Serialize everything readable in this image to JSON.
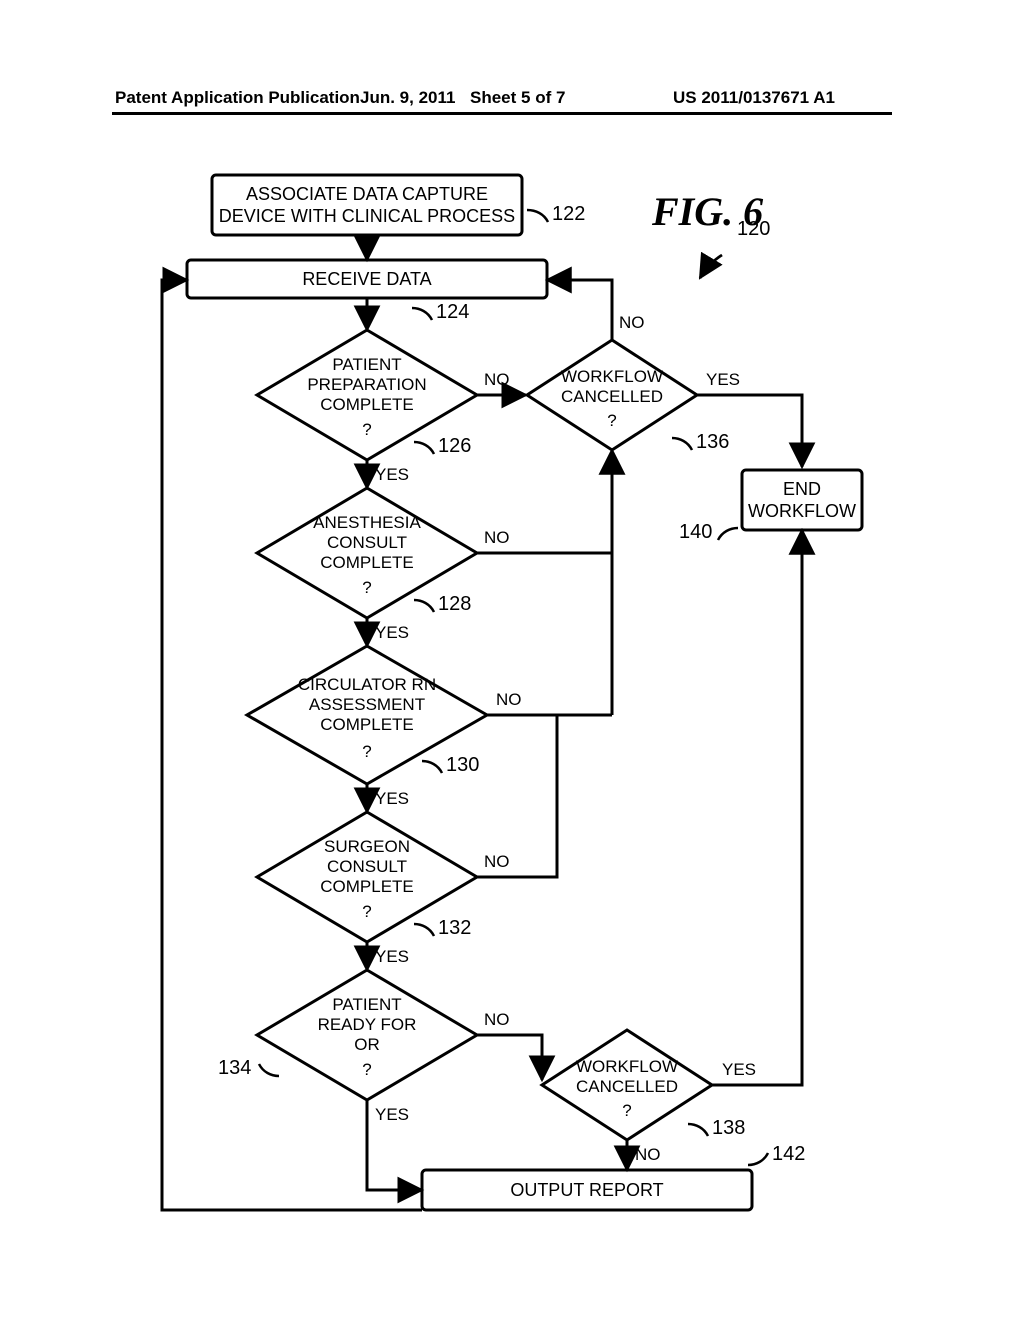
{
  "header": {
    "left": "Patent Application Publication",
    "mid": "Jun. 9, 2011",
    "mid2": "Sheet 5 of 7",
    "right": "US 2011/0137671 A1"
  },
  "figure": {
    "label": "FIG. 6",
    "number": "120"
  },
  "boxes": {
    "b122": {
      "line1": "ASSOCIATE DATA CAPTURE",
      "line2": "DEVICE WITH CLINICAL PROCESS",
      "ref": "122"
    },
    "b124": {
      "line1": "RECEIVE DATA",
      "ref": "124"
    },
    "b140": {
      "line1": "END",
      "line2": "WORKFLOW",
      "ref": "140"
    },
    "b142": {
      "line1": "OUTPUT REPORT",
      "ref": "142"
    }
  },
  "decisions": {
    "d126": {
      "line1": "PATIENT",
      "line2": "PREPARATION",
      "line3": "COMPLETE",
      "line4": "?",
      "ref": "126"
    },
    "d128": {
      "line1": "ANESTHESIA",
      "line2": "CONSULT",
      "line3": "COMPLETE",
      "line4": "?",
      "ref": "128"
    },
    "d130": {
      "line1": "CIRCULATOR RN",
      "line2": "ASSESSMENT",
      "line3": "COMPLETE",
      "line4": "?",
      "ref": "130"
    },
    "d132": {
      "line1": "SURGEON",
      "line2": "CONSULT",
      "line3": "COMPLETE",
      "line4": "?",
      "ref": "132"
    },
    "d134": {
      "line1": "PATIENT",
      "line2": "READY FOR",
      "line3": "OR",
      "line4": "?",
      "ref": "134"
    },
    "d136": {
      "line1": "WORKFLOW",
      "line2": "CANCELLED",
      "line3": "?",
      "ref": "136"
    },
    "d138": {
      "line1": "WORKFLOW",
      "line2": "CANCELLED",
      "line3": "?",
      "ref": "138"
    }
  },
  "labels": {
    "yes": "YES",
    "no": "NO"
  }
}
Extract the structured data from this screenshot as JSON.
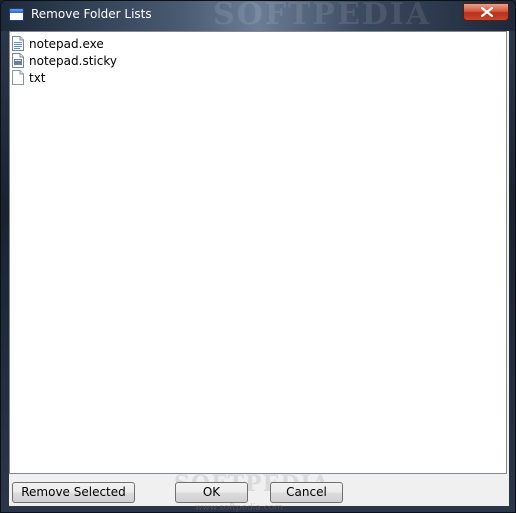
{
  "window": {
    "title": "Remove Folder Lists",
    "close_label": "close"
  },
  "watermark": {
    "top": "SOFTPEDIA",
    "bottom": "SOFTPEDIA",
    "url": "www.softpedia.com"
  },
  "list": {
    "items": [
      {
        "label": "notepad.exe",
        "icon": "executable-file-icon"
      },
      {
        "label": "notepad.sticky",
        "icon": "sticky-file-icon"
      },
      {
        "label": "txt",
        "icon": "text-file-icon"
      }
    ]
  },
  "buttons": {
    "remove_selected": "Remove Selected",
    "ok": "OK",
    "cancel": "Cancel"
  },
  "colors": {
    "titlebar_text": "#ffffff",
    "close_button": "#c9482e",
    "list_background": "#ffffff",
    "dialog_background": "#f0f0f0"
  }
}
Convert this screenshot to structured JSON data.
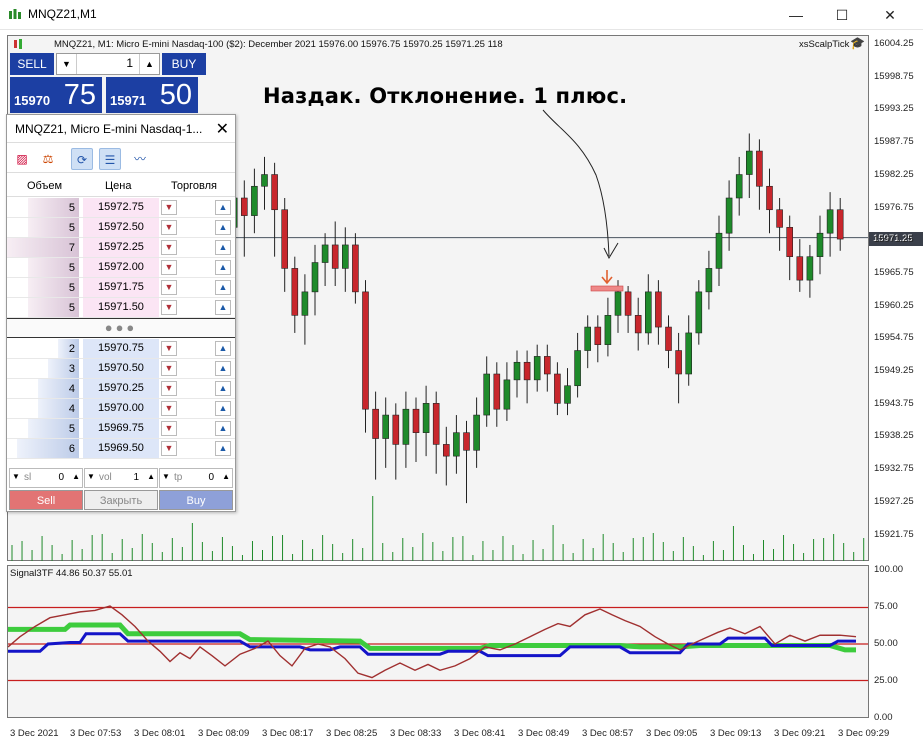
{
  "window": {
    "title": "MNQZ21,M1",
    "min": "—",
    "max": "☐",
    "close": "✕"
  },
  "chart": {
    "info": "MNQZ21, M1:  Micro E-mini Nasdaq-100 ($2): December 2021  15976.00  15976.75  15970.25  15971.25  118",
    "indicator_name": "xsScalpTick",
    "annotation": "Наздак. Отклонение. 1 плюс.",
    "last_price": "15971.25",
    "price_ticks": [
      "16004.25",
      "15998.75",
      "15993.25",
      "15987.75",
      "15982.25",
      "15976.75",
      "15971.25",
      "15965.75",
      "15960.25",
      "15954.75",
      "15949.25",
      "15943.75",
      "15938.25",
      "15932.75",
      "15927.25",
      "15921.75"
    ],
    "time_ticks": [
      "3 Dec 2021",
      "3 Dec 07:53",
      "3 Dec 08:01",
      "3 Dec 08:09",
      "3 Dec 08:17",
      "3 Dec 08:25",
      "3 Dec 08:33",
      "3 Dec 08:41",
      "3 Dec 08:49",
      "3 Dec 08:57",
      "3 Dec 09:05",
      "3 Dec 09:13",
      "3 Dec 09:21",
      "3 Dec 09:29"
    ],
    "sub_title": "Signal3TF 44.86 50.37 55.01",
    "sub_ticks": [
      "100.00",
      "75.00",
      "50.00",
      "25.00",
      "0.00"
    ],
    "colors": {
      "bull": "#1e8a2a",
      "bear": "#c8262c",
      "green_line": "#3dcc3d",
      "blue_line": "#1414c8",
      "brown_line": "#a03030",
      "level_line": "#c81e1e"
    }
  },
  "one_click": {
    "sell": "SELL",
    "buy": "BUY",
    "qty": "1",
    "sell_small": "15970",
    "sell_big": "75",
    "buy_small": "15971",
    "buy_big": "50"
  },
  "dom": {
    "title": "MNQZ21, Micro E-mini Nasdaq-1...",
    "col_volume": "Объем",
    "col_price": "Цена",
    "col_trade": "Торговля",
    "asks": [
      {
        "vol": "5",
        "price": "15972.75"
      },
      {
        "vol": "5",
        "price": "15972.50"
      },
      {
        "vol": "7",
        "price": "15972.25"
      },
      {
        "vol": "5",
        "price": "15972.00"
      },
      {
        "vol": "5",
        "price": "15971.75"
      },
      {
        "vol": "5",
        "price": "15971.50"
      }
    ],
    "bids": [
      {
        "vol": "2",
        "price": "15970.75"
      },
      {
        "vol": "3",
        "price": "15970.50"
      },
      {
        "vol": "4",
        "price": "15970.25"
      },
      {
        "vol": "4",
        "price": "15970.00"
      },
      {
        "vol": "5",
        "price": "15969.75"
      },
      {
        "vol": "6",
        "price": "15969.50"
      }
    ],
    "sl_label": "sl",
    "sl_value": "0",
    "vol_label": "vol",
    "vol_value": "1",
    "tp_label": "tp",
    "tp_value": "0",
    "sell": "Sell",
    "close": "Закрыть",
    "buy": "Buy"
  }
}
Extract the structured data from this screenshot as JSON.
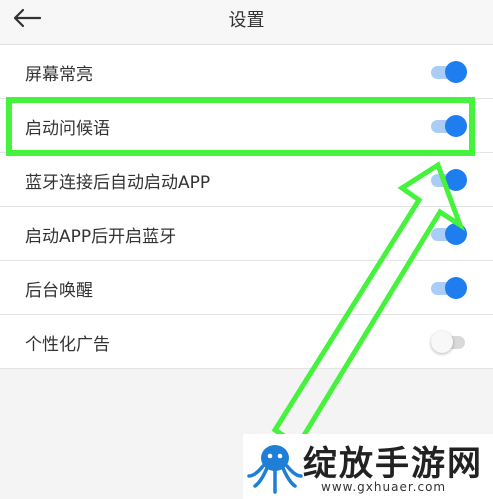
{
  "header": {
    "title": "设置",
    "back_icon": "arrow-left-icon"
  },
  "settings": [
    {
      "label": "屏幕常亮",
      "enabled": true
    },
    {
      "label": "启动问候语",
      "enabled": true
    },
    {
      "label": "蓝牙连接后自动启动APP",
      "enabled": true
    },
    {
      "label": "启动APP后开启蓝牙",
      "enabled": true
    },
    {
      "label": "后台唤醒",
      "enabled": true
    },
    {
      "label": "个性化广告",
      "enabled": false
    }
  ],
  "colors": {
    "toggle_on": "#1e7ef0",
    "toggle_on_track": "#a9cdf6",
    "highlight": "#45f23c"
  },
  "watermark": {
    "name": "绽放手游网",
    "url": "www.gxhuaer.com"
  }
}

WHAT IS NEEDED: Of the lines in the listing above, how many hold the string "icon"? Reply with the number only.

EXPECTED OUTPUT: 4